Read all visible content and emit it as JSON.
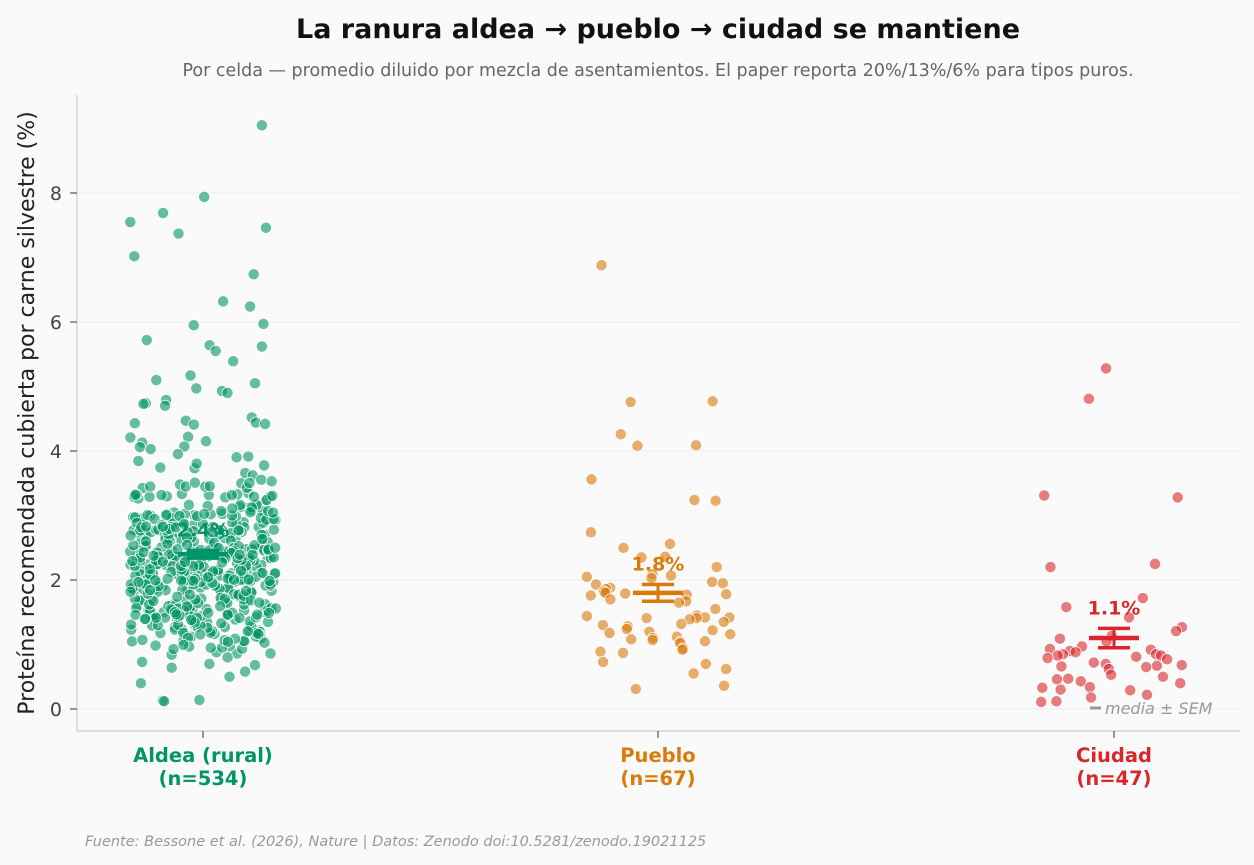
{
  "chart_data": {
    "type": "scatter",
    "title": "La ranura aldea → pueblo → ciudad se mantiene",
    "subtitle": "Por celda — promedio diluido por mezcla de asentamientos. El paper reporta 20%/13%/6% para tipos puros.",
    "ylabel": "Proteína recomendada cubierta por carne silvestre (%)",
    "xlabel": "",
    "ylim": [
      -0.35,
      9.5
    ],
    "yticks": [
      0,
      2,
      4,
      6,
      8
    ],
    "grid": "horizontal",
    "legend": {
      "text": "media ± SEM",
      "placement": "bottom-right",
      "color": "#999999"
    },
    "source": "Fuente: Bessone et al. (2026), Nature | Datos: Zenodo doi:10.5281/zenodo.19021125",
    "groups": [
      {
        "label": "Aldea (rural)",
        "n_label": "(n=534)",
        "color": "#009466",
        "mean": 2.4,
        "sem": 0.06,
        "mean_label": "2.4%",
        "n_points": 534,
        "outliers": [
          9.05,
          7.94,
          7.69,
          7.55,
          7.46,
          7.37,
          7.02,
          6.74,
          6.32,
          6.24,
          5.97,
          5.95,
          5.72,
          5.64,
          5.62,
          5.55,
          5.39,
          5.17,
          5.1,
          5.05,
          4.97,
          4.93,
          4.9,
          4.79,
          4.74,
          4.73,
          4.7,
          4.52,
          4.47,
          4.44,
          4.43,
          4.42,
          4.41,
          4.22,
          4.21,
          4.15,
          4.13,
          4.07,
          4.06,
          4.03,
          0.88,
          0.86,
          0.86,
          0.84,
          0.8,
          0.73,
          0.7,
          0.68,
          0.64,
          0.58,
          0.5,
          0.4,
          0.14,
          0.13,
          0.12
        ]
      },
      {
        "label": "Pueblo",
        "n_label": "(n=67)",
        "color": "#d97a0a",
        "mean": 1.8,
        "sem": 0.13,
        "mean_label": "1.8%",
        "values": [
          6.88,
          4.77,
          4.76,
          4.26,
          4.09,
          4.08,
          3.56,
          3.24,
          3.23,
          2.74,
          2.56,
          2.5,
          2.36,
          2.35,
          2.2,
          2.09,
          2.07,
          2.05,
          2.03,
          1.97,
          1.95,
          1.93,
          1.88,
          1.86,
          1.82,
          1.8,
          1.79,
          1.78,
          1.77,
          1.76,
          1.7,
          1.67,
          1.65,
          1.55,
          1.45,
          1.44,
          1.42,
          1.42,
          1.41,
          1.41,
          1.39,
          1.35,
          1.32,
          1.3,
          1.28,
          1.24,
          1.22,
          1.2,
          1.18,
          1.16,
          1.12,
          1.1,
          1.08,
          1.07,
          1.05,
          1.04,
          1.02,
          0.94,
          0.92,
          0.89,
          0.87,
          0.73,
          0.7,
          0.62,
          0.55,
          0.36,
          0.31
        ]
      },
      {
        "label": "Ciudad",
        "n_label": "(n=47)",
        "color": "#d9262b",
        "mean": 1.1,
        "sem": 0.15,
        "mean_label": "1.1%",
        "values": [
          5.28,
          4.81,
          3.31,
          3.28,
          2.25,
          2.2,
          1.72,
          1.58,
          1.42,
          1.27,
          1.21,
          1.13,
          1.09,
          1.05,
          0.97,
          0.93,
          0.92,
          0.9,
          0.88,
          0.85,
          0.85,
          0.83,
          0.83,
          0.81,
          0.79,
          0.77,
          0.72,
          0.7,
          0.68,
          0.67,
          0.66,
          0.65,
          0.62,
          0.53,
          0.5,
          0.47,
          0.46,
          0.43,
          0.4,
          0.34,
          0.33,
          0.3,
          0.29,
          0.22,
          0.18,
          0.12,
          0.11
        ]
      }
    ]
  }
}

[Task requirements]: How many lines of the entries above hold the string "color"? Reply with the number alone.

[Response to the exercise]: 4